=== PROVIDED MATERIAL ===

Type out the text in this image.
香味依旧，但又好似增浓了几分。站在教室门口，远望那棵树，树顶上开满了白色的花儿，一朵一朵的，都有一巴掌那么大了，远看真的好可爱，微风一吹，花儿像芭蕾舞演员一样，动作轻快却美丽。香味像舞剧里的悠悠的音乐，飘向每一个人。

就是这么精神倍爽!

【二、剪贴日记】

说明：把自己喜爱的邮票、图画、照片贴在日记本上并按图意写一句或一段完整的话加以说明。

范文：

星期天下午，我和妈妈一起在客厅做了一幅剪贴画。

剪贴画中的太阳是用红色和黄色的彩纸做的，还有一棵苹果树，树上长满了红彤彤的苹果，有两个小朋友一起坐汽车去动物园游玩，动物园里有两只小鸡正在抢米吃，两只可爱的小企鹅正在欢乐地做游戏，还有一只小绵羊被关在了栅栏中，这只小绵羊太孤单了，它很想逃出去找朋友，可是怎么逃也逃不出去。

===

= WHAT TO WORK ON =
Output the entries exactly.

= ANSWER TO THE EXERCISE =
Type out the text in this image.
香味依旧，但又好似增浓了几分。站在教室门口，远望那棵树，树顶上开满了白色的花儿，一朵一朵的，都有一巴掌那么大了，远看真的好可爱，微风一吹，花儿像芭蕾舞演员一样，动作轻快却美丽。香味像舞剧里的悠悠的音乐，飘向每一个人。

就是这么精神倍爽!

【二、剪贴日记】

说明：把自己喜爱的邮票、图画、照片贴在日记本上并按图意写一句或一段完整的话加以说明。

范文：

星期天下午，我和妈妈一起在客厅做了一幅剪贴画。

剪贴画中的太阳是用红色和黄色的彩纸做的，还有一棵苹果树，树上长满了红彤彤的苹果，有两个小朋友一起坐汽车去动物园游玩，动物园里有两只小鸡正在抢米吃，两只可爱的小企鹅正在欢乐地做游戏，还有一只小绵羊被关在了栅栏中，这只小绵羊太孤单了，它很想逃出去找朋友，可是怎么逃也逃不出去。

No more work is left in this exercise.